# [REQUIRED WORK]
Output the data below in full, character for character.

# [RECORDED INFORMATION]
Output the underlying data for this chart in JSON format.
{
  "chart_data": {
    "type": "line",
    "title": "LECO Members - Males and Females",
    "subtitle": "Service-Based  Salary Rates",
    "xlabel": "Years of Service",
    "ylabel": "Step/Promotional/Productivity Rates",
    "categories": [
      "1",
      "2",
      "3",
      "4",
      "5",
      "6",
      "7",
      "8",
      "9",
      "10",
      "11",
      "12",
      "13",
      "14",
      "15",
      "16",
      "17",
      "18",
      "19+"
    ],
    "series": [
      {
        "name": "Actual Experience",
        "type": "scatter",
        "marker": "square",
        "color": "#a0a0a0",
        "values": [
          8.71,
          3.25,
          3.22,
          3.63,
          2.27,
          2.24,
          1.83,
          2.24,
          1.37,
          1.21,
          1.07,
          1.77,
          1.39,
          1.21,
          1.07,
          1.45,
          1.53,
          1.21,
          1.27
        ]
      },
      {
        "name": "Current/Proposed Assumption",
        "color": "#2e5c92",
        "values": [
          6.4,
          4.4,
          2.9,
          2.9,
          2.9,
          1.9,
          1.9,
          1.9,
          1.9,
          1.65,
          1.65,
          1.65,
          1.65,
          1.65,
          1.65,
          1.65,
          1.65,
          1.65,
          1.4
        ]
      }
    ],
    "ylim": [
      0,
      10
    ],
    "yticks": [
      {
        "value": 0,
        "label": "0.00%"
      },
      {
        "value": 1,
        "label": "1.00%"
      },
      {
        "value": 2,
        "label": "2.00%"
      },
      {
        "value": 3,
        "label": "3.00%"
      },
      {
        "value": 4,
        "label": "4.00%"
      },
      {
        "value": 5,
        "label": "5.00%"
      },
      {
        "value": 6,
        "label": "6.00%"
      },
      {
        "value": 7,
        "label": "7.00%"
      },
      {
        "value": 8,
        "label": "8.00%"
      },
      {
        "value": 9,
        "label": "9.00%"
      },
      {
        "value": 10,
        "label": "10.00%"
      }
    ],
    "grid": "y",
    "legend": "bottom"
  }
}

# [ANSWER]
Output the underlying data for this chart in JSON format.
{
  "chart_data": {
    "type": "line",
    "title": "LECO Members - Males and Females",
    "subtitle": "Service-Based  Salary Rates",
    "xlabel": "Years of Service",
    "ylabel": "Step/Promotional/Productivity Rates",
    "categories": [
      "1",
      "2",
      "3",
      "4",
      "5",
      "6",
      "7",
      "8",
      "9",
      "10",
      "11",
      "12",
      "13",
      "14",
      "15",
      "16",
      "17",
      "18",
      "19+"
    ],
    "series": [
      {
        "name": "Actual Experience",
        "type": "scatter",
        "marker": "square",
        "color": "#a0a0a0",
        "values": [
          8.71,
          3.25,
          3.22,
          3.63,
          2.27,
          2.24,
          1.83,
          2.24,
          1.37,
          1.21,
          1.07,
          1.77,
          1.39,
          1.21,
          1.07,
          1.45,
          1.53,
          1.21,
          1.27
        ]
      },
      {
        "name": "Current/Proposed Assumption",
        "color": "#2e5c92",
        "values": [
          6.4,
          4.4,
          2.9,
          2.9,
          2.9,
          1.9,
          1.9,
          1.9,
          1.9,
          1.65,
          1.65,
          1.65,
          1.65,
          1.65,
          1.65,
          1.65,
          1.65,
          1.65,
          1.4
        ]
      }
    ],
    "ylim": [
      0,
      10
    ],
    "yticks": [
      {
        "value": 0,
        "label": "0.00%"
      },
      {
        "value": 1,
        "label": "1.00%"
      },
      {
        "value": 2,
        "label": "2.00%"
      },
      {
        "value": 3,
        "label": "3.00%"
      },
      {
        "value": 4,
        "label": "4.00%"
      },
      {
        "value": 5,
        "label": "5.00%"
      },
      {
        "value": 6,
        "label": "6.00%"
      },
      {
        "value": 7,
        "label": "7.00%"
      },
      {
        "value": 8,
        "label": "8.00%"
      },
      {
        "value": 9,
        "label": "9.00%"
      },
      {
        "value": 10,
        "label": "10.00%"
      }
    ],
    "grid": "y",
    "legend": "bottom"
  }
}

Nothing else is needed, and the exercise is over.